─── DATA SECTION ───

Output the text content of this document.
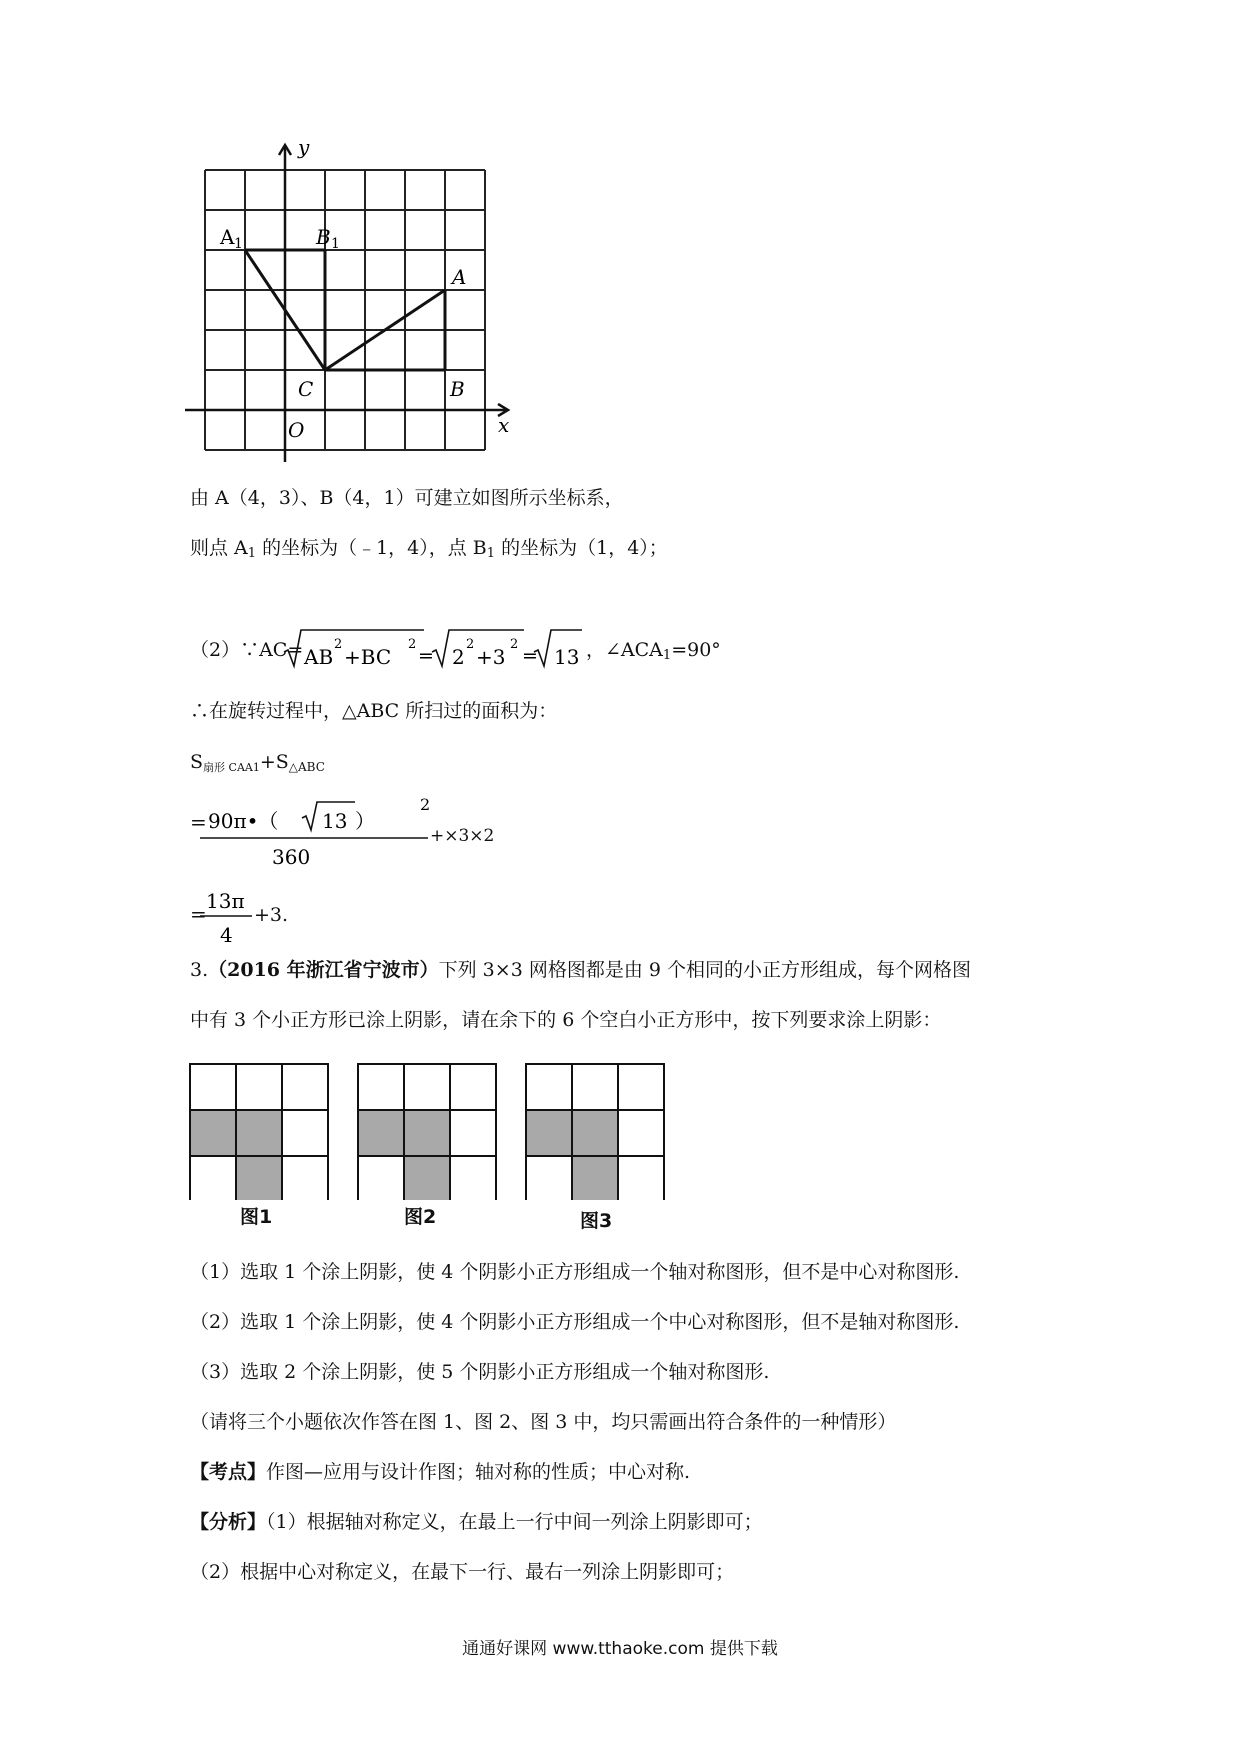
y
x
O
A 1	B 1
A
B
C
由 A（4，3）、B（4，1）可建立如图所示坐标系，
则点 $A_1$ 的坐标为（﹣1，4），点 $B_1$ 的坐标为（1，4）；
（2）∵AC= AB
2
+BC
2
= 2
2
+3
2
= 13 ，$\angle ACA_1=90^\circ$
∴在旋转过程中，△ABC 所扫过的面积为：
$S_{扇形 CAA1}+S_{\triangle ABC}$
= 90π•（ 13 ）
2
360
+×3×2
=
13π
4
+3.
3.（2016 年浙江省宁波市）下列 3×3 网格图都是由 9 个相同的小正方形组成，每个网格图
中有 3 个小正方形已涂上阴影，请在余下的 6 个空白小正方形中，按下列要求涂上阴影：
图1	图2	图3
（1）选取 1 个涂上阴影，使 4 个阴影小正方形组成一个轴对称图形，但不是中心对称图形.
（2）选取 1 个涂上阴影，使 4 个阴影小正方形组成一个中心对称图形，但不是轴对称图形.
（3）选取 2 个涂上阴影，使 5 个阴影小正方形组成一个轴对称图形.
（请将三个小题依次作答在图 1、图 2、图 3 中，均只需画出符合条件的一种情形）
【考点】作图—应用与设计作图；轴对称的性质；中心对称.
【分析】（1）根据轴对称定义，在最上一行中间一列涂上阴影即可；
（2）根据中心对称定义，在最下一行、最右一列涂上阴影即可；
通通好课网 www.tthaoke.com 提供下载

───

PROBLEM STATEMENT
Quote every record above exactly, omitting any pictures they contain.

EXERCISE RESPONSE
Output the text content of this document.
y
x
O
A 1	B 1
A
B
C
由 A（4，3）、B（4，1）可建立如图所示坐标系，
则点 $A_1$ 的坐标为（﹣1，4），点 $B_1$ 的坐标为（1，4）；
（2）∵AC= AB
2
+BC
2
= 2
2
+3
2
= 13 ，$\angle ACA_1=90^\circ$
∴在旋转过程中，△ABC 所扫过的面积为：
$S_{扇形 CAA1}+S_{\triangle ABC}$
= 90π•（ 13 ）
2
360
+×3×2
=
13π
4
+3.
3.（2016 年浙江省宁波市）下列 3×3 网格图都是由 9 个相同的小正方形组成，每个网格图
中有 3 个小正方形已涂上阴影，请在余下的 6 个空白小正方形中，按下列要求涂上阴影：
图1	图2	图3
（1）选取 1 个涂上阴影，使 4 个阴影小正方形组成一个轴对称图形，但不是中心对称图形.
（2）选取 1 个涂上阴影，使 4 个阴影小正方形组成一个中心对称图形，但不是轴对称图形.
（3）选取 2 个涂上阴影，使 5 个阴影小正方形组成一个轴对称图形.
（请将三个小题依次作答在图 1、图 2、图 3 中，均只需画出符合条件的一种情形）
【考点】作图—应用与设计作图；轴对称的性质；中心对称.
【分析】（1）根据轴对称定义，在最上一行中间一列涂上阴影即可；
（2）根据中心对称定义，在最下一行、最右一列涂上阴影即可；
通通好课网 www.tthaoke.com 提供下载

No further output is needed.